--- start Input records ---

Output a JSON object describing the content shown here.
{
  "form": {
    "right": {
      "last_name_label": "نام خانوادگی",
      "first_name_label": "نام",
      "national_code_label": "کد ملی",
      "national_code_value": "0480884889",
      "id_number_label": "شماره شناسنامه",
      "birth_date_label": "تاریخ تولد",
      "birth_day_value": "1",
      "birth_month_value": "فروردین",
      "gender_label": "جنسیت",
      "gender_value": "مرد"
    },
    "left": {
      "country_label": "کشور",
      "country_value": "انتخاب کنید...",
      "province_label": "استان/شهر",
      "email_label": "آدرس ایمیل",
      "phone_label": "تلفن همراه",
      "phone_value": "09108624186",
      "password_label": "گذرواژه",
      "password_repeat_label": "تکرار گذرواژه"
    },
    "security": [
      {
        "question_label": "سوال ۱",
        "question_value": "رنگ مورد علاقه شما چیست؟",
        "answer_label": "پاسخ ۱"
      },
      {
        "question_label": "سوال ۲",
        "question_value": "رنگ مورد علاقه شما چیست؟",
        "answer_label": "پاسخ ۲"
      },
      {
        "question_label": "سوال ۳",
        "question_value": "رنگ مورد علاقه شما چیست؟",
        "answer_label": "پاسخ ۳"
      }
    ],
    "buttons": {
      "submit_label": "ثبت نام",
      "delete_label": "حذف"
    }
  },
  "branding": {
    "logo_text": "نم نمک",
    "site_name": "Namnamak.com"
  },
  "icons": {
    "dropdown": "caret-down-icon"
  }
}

--- end Input records ---

### [What you will do]
Transcribe all lines as written.

### [Complete answer]
Output a JSON object describing the content shown here.
{
  "form": {
    "right": {
      "last_name_label": "نام خانوادگی",
      "first_name_label": "نام",
      "national_code_label": "کد ملی",
      "national_code_value": "0480884889",
      "id_number_label": "شماره شناسنامه",
      "birth_date_label": "تاریخ تولد",
      "birth_day_value": "1",
      "birth_month_value": "فروردین",
      "gender_label": "جنسیت",
      "gender_value": "مرد"
    },
    "left": {
      "country_label": "کشور",
      "country_value": "انتخاب کنید...",
      "province_label": "استان/شهر",
      "email_label": "آدرس ایمیل",
      "phone_label": "تلفن همراه",
      "phone_value": "09108624186",
      "password_label": "گذرواژه",
      "password_repeat_label": "تکرار گذرواژه"
    },
    "security": [
      {
        "question_label": "سوال ۱",
        "question_value": "رنگ مورد علاقه شما چیست؟",
        "answer_label": "پاسخ ۱"
      },
      {
        "question_label": "سوال ۲",
        "question_value": "رنگ مورد علاقه شما چیست؟",
        "answer_label": "پاسخ ۲"
      },
      {
        "question_label": "سوال ۳",
        "question_value": "رنگ مورد علاقه شما چیست؟",
        "answer_label": "پاسخ ۳"
      }
    ],
    "buttons": {
      "submit_label": "ثبت نام",
      "delete_label": "حذف"
    }
  },
  "branding": {
    "logo_text": "نم نمک",
    "site_name": "Namnamak.com"
  },
  "icons": {
    "dropdown": "caret-down-icon"
  }
}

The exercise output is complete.